* **Extrait fourni**
────────

Gabi Delgado, mort d’un agent provocateur

Moitié de DAF, groupe essentiel et transgressif des années industrielles, l’Allemand s’est éteint dimanche à 61 ans.
DAF Deutsch Amerikanische Freundschaft Disco Rojo (now The Fuse) Gabi DELGADO-LOPEZ Brussels, Belgium 2 November 1981 Picture : © Etienne Tordoir_ DALLE
publié le 24 mars 2020 à 20h16

«Je suis un fanatique du verbe. J'aime la langue allemande. Je l'ai toujours considérée comme un chemin poétique à part entière.» Ainsi parlait Gabriel Delgado-López, alias Gabi Delgado, à la fois force motrice et théoricien du duo électronique Deutsch-Amerikanische Freundschaft, alias DAF : Robert Görl, sa moitié artistique, a annoncé lundi soir sa mort sur Facebook, sans en préciser les causes ni l'endroit où Delgado s'est éteint à 61 ans.

DAF, ce fut pour tout le monde le tube  Der Mussolini («Tanz den Mussolini / tanz den Adolf Hitler / beweg deinen hinter / klatscht in die Hände / tanz den Jesus Christus», «danse le Mussolini / danse le Adolf Hitler / remue les fesses / frappe des mains / danse le Jésus-Christ») datant de 1981, qui leur valut en retour des « Sieg Heil » du public ainsi que la couverture du New Musical Express, la bible de la critique anglaise : la provocation, l'imagerie homo (Görl était gay, Delgado bisexuel) et, puisqu'il fallait aller au-delà, un son neuf ; à la fois dansant et extrêmement agressif.

«Injonctions»

«On n'acceptait pas l'autorité, c'est l'une des rares choses qui nous rapprochaient avec Robert, expliquait Delgado en 2018. Les "Sieg Heil", c'était de la provocation [les Sex Pistols avaient joué en 1978 une chanson intitulée Belsen Was a Gas, sur le camp de concentration de Bergen-Belsen, ndlr], le fascisme faisait de toute façon partie de la culture allemande et, pour moi, c'était libérateur. J'ai émigré depuis l'Espagne à 8 ans pour rejoindre l'Allemagne et Wuppertal : c'est là que j'ai rencontré mon père pour la première fois, parce qu'il avait fui le franquisme et il ne pouvait plus rentrer sous peine d'être arrêté et jeté en prison.»

La langue allemande, donc. «Là-dessus, on a changé les habitudes d'écoute. On a donné au chant un sens différent. Ce n'est pas du rap, ce ne sont pas non plus des notes, ce sont des injonctions, des ordres, interprétés non pas par un musicien mais par un acteur.» Avant DAF, Delgado avait crapahuté dans les milieux artistiques de Düsseldorf, et plus particulièrement au Ratinger Hof, un pub ouvert à la culture underground où le plasticien et performeur Joseph Beuys, figure tutélaire de la scène artistique allemande de l'après-guerre, passait parfois avec ses élèves. Delgado forma plusieurs groupes punk : Mittagspause, Charley's Girls, ou encore Yuri Gagarin and the Soviet Union.

────────

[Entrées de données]
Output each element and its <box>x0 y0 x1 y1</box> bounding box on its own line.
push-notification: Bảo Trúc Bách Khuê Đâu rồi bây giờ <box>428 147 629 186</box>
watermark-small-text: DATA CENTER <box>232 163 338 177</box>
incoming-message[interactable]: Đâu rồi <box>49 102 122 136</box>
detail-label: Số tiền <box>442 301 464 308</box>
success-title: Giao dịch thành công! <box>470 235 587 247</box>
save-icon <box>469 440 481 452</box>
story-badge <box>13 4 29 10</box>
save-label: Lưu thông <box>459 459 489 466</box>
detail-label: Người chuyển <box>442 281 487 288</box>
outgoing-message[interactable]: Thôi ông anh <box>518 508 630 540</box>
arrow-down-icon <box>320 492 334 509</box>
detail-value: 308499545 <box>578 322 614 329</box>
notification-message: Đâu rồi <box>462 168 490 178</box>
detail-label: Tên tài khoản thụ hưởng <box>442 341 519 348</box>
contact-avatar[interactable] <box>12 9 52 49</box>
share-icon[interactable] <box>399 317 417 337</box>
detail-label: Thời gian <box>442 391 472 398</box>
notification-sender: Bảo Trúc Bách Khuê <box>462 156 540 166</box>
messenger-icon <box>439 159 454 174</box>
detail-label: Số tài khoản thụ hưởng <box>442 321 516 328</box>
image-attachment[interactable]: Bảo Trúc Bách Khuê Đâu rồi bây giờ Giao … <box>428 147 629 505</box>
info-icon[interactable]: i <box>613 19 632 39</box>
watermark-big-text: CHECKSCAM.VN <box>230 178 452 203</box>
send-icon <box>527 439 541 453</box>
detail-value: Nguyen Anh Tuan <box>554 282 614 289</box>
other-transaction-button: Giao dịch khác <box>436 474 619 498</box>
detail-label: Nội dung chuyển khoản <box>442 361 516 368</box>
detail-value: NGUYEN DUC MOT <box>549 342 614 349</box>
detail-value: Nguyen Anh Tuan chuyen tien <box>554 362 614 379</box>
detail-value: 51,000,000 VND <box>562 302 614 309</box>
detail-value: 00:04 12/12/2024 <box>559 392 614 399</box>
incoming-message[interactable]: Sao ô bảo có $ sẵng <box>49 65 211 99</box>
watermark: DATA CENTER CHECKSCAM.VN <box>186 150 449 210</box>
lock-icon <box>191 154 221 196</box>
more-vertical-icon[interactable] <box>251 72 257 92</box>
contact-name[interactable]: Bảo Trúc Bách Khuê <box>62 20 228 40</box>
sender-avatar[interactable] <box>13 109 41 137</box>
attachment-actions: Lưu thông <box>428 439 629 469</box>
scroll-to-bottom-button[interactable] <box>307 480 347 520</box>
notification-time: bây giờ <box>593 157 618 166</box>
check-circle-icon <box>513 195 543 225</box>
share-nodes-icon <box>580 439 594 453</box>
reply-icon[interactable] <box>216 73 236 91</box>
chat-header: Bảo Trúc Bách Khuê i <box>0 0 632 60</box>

────────

* **Travail demandé**
1 > Recopiez fidèlement le passage de l'article sur Gabi Delgado qui va de « La langue allemande, donc. » jusqu'à « the Soviet Union. » inclus.
2 > Poursuivez l'article consacré à la mort de Gabi Delgado en reprenant juste après sa dernière phrase.

* **Réponses ci-dessous**
1 >
La langue allemande, donc. «Là-dessus, on a changé les habitudes d'écoute. On a donné au chant un sens différent. Ce n'est pas du rap, ce ne sont pas non plus des notes, ce sont des injonctions, des ordres, interprétés non pas par un musicien mais par un acteur.» Avant DAF, Delgado avait crapahuté dans les milieux artistiques de Düsseldorf, et plus particulièrement au Ratinger Hof, un pub ouvert à la culture underground où le plasticien et performeur Joseph Beuys, figure tutélaire de la scène artistique allemande de l'après-guerre, passait parfois avec ses élèves. Delgado forma plusieurs groupes punk : Mittagspause, Charley's Girls, ou encore Yuri Gagarin and the Soviet Union.

2 >
Hype

Son grand projet prit alors forme : une musique «sans tradition, fût-elle allemande» : «Sans racine du tout. Tout ce qui nous rappelait la musique ou autre chose de préexistant passait par la fenêtre, même si c'était bon. Le punk n'était qu'une resucée du rock'n'roll : je voulais en finir avec ce diktat américain.» Après une première tentative purement bruitiste, Ein Produkt der Deutsch-Amerikanischen Freundschaft, où la sécheresse toute militaire des rythmes commence à se faire entendre, DAF décide de se réduire à un duo et file en 1980 vers Londres.

Où le groupe rencontre sa bonne fée, l’homme qui va les initier à la dissonance contrôlée et leur ouvrir toutes les portes : Daniel Miller, le patron du label Mute (The Normal, Non, Depeche Mode, Fad Gadget), qui les met entre les mains du producteur Conny Plank, homme lige de la scène krautrock depuis une bonne dizaine d’années. Ce dernier envisage donc la musique comme un flux : indépendamment de son scepticisme initial pour ce groupe purement percussif qui joue sans note, il est familier avec une démarche qui se passe de refrain, de haut ou de bas, et même de sujet. A la place, la voix de Delgado émerge d’un fracas se situant entre le disco et la musique industrielle - on conçoit que ce soit difficile à imaginer - pour faire assaut d’urgence dans une sorte de contention sadomasochiste ; un halètement disant à la fois la violence, l’essoufflement et le plaisir que la langue allemande, aboyée, transcende.

Delgado tient aussi un discours : «Le fascisme ou l'anarchie sont devenus des modes pour les boîtes de nuit, des moments de haine ou des moments d'amour. Mais il n'y a plus rien de sacré. Rien de mauvais. Ni rien de bon.» La hype prendra comme un feu de brousse, les tubes (dont l'incroyable Der Raüber und der Prinz joué sur un clavier pour enfant et conçu «comme un moment homo-érotique») se succéderont quatre albums durant (dont trois sur la multinationale Virgin) et porteront DAF jusqu'en 1982 : le groupe se sépare alors et aucune des reformations qui ont suivi (1986, 2003) n'ajoutera quoi que ce soit à leur gloire. Delgado a poursuivi une carrière de producteur tout en faisant fructifier la réputation de DAF, à travers un fond de catalogue dont il possède les droits avec Görl («une leçon de Conny Plank, il nous a beaucoup appris sur le business») et quelques concerts qu'il s'employait à raréfier stratégiquement.

Sur son œuvre : «C'était important pour moi de dessiner l'histoire et la culture de mon temps. Après, personne ne peut créer l'illusion d'une ligne de code que personne ne pourra jamais craquer. Le capitalisme assimile tout, la musique et le reste. Mais le temps qu'il y parvienne, la formule s'use, se périme au fur et à mesure que l'on s'en sert. Précisément parce que c'est une bonne formule. »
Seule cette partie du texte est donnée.